Your task is to repeat, word for word, the line containing "What text is on this page?" and all lines that follow it to the end of the material, and no other lines.
= = = = =
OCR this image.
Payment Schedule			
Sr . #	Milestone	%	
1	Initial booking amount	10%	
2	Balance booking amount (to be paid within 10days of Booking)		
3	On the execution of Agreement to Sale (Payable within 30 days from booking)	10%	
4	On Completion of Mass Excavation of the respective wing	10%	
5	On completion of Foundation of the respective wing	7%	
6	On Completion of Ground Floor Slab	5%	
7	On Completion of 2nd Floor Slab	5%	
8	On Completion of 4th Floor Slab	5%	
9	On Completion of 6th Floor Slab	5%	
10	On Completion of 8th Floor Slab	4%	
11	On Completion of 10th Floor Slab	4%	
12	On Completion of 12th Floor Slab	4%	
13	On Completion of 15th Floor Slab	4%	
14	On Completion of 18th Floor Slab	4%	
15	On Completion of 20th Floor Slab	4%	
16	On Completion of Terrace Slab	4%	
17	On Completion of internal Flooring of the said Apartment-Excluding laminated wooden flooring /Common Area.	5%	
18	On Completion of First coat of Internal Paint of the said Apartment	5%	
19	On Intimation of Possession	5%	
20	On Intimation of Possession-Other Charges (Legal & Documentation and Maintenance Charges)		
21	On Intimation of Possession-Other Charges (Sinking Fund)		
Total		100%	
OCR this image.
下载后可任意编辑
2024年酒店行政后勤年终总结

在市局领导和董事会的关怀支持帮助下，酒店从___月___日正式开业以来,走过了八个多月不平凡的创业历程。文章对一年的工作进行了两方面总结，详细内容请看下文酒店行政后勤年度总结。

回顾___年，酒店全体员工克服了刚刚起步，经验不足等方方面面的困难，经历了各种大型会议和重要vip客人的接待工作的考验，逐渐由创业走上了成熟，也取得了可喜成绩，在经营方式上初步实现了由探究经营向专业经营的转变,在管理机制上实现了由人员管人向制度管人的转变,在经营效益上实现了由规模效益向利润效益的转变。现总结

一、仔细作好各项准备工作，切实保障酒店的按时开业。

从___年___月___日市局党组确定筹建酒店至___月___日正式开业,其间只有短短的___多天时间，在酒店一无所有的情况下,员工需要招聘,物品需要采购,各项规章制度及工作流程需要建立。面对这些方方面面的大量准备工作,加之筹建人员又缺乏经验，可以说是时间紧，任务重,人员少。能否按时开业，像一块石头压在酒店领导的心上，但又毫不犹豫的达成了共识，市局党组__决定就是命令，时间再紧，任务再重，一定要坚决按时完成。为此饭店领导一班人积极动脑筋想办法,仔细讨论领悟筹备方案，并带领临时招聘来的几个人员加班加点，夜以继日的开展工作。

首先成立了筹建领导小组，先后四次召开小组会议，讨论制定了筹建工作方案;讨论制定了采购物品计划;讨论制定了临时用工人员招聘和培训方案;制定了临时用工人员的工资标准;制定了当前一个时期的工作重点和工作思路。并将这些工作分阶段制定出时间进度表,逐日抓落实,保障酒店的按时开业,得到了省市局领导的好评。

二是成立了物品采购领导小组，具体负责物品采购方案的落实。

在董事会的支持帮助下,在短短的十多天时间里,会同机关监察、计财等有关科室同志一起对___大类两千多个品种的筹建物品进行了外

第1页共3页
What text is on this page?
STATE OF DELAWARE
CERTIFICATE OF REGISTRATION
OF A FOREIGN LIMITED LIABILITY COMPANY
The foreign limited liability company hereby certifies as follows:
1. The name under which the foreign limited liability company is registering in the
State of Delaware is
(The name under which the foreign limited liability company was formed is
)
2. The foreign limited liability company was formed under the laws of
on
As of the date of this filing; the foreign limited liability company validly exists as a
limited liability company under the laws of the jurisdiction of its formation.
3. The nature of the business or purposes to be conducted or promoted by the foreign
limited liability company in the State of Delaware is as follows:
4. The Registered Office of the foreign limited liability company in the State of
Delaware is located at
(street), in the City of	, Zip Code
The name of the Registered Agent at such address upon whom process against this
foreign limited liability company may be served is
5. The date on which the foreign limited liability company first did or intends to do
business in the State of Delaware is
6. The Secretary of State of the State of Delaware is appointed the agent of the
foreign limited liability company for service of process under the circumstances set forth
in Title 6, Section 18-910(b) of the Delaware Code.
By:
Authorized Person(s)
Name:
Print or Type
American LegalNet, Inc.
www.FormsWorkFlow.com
= = = = =
### FINISHED EXERCISE:
What text is on this page?
STATE OF DELAWARE
CERTIFICATE OF REGISTRATION
OF A FOREIGN LIMITED LIABILITY COMPANY
The foreign limited liability company hereby certifies as follows:
1. The name under which the foreign limited liability company is registering in the
State of Delaware is
(The name under which the foreign limited liability company was formed is
)
2. The foreign limited liability company was formed under the laws of
on
As of the date of this filing; the foreign limited liability company validly exists as a
limited liability company under the laws of the jurisdiction of its formation.
3. The nature of the business or purposes to be conducted or promoted by the foreign
limited liability company in the State of Delaware is as follows:
4. The Registered Office of the foreign limited liability company in the State of
Delaware is located at
(street), in the City of	, Zip Code
The name of the Registered Agent at such address upon whom process against this
foreign limited liability company may be served is
5. The date on which the foreign limited liability company first did or intends to do
business in the State of Delaware is
6. The Secretary of State of the State of Delaware is appointed the agent of the
foreign limited liability company for service of process under the circumstances set forth
in Title 6, Section 18-910(b) of the Delaware Code.
By:
Authorized Person(s)
Name:
Print or Type
American LegalNet, Inc.
www.FormsWorkFlow.com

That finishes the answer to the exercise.